> [PROBLEM DETAILS]
Locate each line containing the string "Houston" and copy it out.
# start of MATERIAL PROVIDED
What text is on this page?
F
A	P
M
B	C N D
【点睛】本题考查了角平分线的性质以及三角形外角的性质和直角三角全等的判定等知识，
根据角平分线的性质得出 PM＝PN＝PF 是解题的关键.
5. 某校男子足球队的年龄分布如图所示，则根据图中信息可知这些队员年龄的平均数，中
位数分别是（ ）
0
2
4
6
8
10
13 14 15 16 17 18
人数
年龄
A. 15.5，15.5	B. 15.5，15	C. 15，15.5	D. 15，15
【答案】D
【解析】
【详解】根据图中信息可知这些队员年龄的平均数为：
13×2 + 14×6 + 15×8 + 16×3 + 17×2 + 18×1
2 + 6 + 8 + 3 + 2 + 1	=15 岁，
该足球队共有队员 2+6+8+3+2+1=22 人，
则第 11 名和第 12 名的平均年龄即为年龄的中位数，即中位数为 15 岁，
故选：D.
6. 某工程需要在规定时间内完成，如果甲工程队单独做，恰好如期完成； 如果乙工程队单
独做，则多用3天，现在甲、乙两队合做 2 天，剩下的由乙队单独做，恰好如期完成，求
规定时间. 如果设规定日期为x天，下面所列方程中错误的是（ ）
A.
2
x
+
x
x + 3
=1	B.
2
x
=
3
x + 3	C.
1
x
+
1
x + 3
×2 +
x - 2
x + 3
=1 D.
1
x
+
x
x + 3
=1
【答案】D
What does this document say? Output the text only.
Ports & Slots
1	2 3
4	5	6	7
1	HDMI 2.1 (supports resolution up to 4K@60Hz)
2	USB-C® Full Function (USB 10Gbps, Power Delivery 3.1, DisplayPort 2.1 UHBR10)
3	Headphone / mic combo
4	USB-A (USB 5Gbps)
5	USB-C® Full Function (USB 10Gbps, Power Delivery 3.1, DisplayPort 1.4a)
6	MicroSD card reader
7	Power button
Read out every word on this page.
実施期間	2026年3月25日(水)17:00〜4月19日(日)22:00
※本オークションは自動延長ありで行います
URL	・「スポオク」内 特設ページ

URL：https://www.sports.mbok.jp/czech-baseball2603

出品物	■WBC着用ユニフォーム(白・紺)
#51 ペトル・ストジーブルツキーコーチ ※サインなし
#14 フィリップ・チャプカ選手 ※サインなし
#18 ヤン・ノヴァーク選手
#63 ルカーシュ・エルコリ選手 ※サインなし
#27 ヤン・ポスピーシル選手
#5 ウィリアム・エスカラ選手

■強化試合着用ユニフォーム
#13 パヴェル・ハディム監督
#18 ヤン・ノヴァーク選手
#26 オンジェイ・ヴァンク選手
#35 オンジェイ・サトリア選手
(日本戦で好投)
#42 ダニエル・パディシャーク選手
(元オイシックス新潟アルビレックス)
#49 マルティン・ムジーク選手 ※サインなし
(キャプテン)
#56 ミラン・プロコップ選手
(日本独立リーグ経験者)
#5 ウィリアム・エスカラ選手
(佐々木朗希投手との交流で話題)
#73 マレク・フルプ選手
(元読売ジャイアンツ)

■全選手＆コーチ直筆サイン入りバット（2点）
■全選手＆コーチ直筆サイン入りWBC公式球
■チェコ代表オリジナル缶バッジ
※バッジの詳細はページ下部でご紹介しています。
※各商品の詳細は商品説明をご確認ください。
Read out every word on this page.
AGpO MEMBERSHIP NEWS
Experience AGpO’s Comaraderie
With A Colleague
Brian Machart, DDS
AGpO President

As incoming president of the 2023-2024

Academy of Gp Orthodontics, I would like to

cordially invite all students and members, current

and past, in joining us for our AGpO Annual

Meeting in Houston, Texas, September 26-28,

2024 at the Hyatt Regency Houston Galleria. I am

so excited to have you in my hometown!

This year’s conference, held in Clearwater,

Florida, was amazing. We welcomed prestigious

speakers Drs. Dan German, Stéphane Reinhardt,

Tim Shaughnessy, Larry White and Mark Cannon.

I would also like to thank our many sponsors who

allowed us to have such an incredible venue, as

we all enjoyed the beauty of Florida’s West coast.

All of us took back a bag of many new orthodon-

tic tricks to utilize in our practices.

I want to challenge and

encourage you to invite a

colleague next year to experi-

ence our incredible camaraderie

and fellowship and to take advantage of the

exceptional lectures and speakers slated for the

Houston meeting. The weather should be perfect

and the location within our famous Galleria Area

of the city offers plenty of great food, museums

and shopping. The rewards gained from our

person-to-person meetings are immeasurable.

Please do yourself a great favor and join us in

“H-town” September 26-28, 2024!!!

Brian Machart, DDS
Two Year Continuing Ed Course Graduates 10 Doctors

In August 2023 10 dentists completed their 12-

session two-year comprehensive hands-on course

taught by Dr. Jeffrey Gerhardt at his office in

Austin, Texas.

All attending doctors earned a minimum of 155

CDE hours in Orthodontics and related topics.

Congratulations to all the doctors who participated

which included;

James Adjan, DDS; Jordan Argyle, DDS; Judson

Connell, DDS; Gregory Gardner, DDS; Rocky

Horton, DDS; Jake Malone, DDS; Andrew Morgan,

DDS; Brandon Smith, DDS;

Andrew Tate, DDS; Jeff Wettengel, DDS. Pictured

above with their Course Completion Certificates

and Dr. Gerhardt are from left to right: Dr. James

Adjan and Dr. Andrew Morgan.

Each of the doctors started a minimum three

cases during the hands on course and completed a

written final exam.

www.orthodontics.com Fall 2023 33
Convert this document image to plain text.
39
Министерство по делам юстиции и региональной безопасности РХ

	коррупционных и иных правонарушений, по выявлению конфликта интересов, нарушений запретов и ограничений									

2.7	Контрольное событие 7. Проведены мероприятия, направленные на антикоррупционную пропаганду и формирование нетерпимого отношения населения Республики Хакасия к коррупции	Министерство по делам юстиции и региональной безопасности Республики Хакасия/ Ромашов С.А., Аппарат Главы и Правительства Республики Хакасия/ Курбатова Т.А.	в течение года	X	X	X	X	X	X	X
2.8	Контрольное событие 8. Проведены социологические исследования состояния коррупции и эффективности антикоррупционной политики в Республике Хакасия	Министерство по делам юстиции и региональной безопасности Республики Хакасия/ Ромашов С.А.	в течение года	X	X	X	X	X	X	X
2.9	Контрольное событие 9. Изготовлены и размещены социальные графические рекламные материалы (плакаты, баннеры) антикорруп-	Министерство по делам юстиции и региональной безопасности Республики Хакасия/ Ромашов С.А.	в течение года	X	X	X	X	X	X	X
# end of MATERIAL PROVIDED
> [RESULT BELOW]
Meeting in Houston, Texas, September 26-28,
2024 at the Hyatt Regency Houston Galleria. I am
Houston meeting. The weather should be perfect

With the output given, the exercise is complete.